◆ **Task details**:
Check the listing below for lines that hold "Project". How many are there? Please give only the number.

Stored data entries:
::::::::::

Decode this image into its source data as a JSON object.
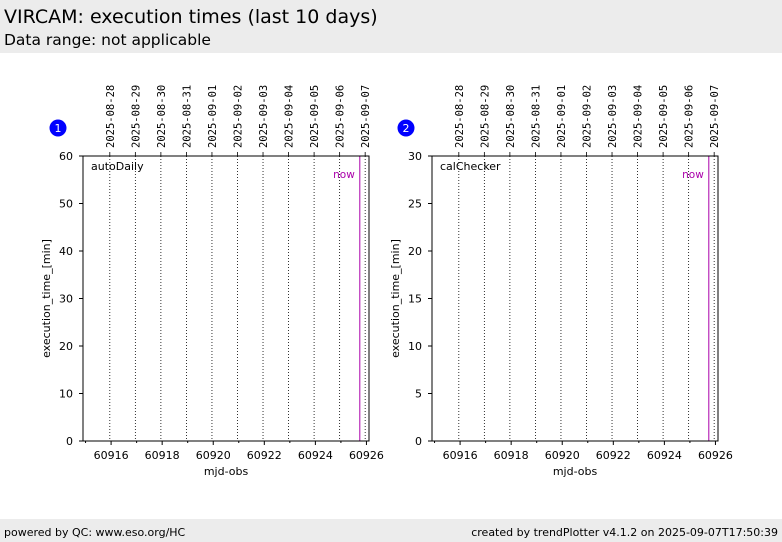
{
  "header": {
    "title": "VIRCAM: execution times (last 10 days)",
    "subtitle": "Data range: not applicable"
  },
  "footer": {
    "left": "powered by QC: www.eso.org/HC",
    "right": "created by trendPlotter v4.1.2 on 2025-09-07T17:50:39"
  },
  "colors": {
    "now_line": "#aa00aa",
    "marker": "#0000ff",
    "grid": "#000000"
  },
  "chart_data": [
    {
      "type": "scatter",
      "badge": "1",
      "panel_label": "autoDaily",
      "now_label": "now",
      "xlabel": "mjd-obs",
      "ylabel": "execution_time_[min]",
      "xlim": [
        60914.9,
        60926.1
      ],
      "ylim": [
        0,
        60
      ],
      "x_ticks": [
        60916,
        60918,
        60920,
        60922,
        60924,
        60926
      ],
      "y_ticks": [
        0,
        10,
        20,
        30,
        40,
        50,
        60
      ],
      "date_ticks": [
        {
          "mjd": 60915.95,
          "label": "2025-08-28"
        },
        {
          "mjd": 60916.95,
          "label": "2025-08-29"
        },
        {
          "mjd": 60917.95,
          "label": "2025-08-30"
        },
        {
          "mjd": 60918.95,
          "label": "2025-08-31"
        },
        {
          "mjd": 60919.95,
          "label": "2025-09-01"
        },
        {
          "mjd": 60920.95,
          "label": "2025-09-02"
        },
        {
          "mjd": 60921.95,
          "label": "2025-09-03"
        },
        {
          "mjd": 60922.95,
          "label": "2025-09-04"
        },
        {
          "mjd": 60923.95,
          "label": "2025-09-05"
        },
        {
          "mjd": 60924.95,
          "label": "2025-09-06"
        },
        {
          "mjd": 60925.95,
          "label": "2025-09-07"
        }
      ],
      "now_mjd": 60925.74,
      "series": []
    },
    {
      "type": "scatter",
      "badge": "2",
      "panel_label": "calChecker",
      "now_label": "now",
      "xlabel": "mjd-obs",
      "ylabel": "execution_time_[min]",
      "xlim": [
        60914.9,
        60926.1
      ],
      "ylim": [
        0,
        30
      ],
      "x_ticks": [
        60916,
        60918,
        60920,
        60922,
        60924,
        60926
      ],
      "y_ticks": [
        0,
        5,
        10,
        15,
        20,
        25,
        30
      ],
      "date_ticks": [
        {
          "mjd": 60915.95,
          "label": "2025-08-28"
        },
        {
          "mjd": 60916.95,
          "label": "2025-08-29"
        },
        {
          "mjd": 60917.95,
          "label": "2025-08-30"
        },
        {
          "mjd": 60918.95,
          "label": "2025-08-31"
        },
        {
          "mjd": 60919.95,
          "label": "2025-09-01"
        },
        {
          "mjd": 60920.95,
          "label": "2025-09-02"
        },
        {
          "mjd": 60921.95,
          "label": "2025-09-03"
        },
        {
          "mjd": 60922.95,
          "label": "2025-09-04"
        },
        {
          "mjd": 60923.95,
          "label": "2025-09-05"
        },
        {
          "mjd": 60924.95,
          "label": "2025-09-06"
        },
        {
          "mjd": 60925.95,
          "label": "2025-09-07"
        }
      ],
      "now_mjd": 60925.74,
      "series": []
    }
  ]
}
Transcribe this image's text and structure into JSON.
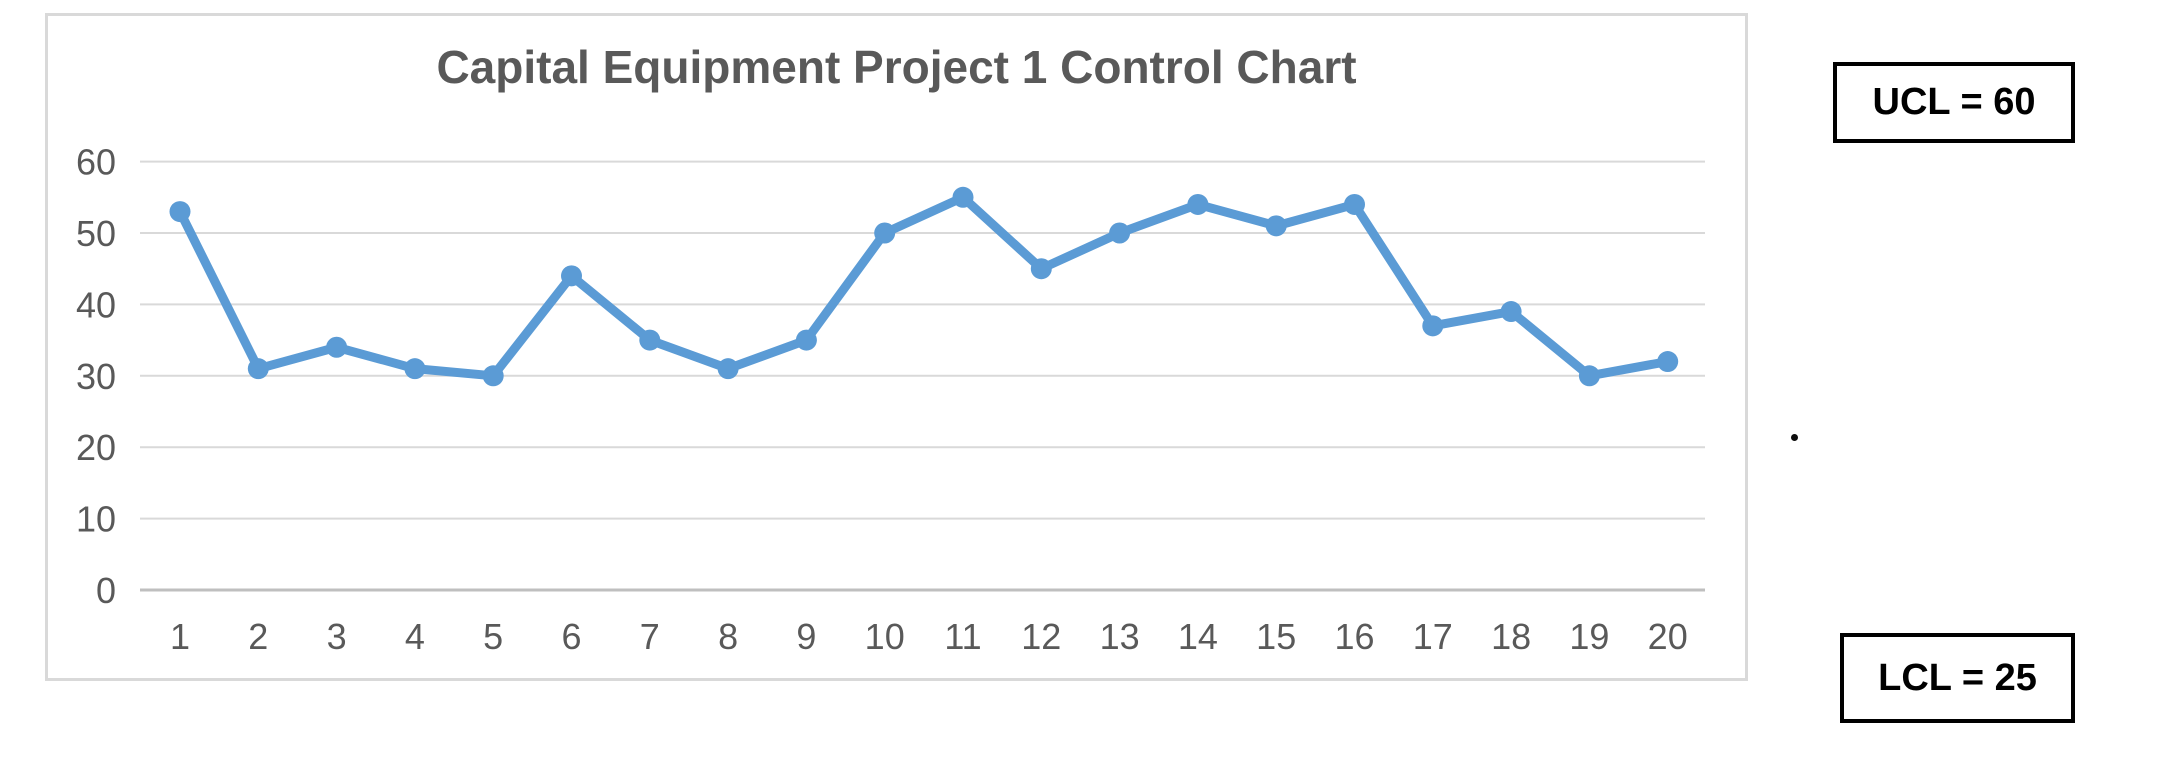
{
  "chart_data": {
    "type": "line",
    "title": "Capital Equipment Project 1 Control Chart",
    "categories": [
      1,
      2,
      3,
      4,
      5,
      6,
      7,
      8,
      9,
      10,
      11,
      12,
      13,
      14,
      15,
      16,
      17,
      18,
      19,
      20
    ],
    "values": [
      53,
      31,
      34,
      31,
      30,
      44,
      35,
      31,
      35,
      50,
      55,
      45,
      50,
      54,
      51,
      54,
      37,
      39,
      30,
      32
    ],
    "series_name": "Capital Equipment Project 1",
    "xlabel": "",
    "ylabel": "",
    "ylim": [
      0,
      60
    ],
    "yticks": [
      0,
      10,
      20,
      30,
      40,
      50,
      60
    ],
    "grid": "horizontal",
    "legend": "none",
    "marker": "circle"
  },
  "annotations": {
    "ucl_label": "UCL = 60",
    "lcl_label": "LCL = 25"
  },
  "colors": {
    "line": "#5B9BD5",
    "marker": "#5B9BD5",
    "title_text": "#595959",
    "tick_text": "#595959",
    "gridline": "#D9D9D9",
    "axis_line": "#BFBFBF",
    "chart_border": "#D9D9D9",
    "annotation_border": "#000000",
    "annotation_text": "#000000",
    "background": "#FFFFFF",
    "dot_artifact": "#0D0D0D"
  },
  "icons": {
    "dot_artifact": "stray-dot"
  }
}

::::::::::

◆ **Task response**:
2